- _Supplied data_
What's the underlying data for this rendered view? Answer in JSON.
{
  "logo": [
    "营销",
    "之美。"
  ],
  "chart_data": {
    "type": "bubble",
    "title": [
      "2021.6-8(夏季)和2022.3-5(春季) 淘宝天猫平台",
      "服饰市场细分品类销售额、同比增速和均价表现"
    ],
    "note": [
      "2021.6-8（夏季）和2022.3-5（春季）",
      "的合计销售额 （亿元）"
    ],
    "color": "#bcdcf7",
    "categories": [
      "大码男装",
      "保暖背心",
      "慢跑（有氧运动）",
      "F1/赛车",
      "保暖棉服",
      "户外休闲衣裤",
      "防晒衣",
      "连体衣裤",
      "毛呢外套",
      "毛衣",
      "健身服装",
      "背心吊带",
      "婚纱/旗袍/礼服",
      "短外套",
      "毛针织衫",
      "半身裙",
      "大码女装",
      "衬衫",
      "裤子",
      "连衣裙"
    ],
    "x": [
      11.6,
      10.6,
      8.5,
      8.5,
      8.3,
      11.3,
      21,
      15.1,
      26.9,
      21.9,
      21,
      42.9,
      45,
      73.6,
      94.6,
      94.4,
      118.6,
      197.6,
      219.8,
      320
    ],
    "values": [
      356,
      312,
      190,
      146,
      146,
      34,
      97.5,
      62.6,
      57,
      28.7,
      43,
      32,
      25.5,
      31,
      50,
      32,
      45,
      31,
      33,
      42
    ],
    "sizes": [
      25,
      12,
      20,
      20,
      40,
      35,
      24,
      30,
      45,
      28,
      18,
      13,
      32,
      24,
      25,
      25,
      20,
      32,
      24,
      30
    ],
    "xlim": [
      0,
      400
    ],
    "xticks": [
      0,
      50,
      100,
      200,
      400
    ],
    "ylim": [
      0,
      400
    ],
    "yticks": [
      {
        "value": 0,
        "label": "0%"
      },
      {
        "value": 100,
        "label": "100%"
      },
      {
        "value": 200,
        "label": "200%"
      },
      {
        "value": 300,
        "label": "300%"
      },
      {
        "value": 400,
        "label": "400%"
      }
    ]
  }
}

- _Aim of the exercise_
Select all lines with the word "label" from the entries above.

- _Exercise output_
        "label": "0%"
        "label": "100%"
        "label": "200%"
        "label": "300%"
        "label": "400%"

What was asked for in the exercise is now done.